-- Start of Records for processing --

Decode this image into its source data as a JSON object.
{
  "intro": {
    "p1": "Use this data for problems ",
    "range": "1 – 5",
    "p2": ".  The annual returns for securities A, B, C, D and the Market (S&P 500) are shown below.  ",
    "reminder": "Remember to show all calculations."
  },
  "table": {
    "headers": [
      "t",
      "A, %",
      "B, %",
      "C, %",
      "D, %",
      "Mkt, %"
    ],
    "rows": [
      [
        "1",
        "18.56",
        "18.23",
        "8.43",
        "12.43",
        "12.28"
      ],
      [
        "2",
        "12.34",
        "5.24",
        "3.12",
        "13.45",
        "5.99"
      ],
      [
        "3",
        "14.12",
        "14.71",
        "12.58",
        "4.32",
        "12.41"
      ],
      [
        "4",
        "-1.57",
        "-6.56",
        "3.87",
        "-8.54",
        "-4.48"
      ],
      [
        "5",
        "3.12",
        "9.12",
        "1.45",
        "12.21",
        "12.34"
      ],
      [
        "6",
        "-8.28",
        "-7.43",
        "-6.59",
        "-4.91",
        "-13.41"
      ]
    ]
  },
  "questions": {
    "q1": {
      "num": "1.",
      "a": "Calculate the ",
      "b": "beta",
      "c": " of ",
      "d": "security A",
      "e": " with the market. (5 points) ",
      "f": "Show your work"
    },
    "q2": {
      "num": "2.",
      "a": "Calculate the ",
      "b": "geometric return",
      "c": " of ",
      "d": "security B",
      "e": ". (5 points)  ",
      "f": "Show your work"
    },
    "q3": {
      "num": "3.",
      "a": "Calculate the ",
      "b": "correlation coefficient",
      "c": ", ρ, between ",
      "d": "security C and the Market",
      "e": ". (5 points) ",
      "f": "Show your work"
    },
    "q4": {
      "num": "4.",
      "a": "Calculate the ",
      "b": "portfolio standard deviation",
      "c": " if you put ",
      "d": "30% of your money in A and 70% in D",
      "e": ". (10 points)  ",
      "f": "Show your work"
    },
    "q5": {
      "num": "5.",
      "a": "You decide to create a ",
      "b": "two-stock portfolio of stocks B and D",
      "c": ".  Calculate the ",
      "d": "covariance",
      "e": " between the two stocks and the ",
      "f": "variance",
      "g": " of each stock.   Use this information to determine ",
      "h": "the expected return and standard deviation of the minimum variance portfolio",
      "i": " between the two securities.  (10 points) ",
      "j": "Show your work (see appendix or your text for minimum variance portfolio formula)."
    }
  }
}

-- End of Records for processing --

Stated exercise:
Return all lines containing the word "deviation".

Finished exercise:
      "b": "portfolio standard deviation",
      "h": "the expected return and standard deviation of the minimum variance portfolio",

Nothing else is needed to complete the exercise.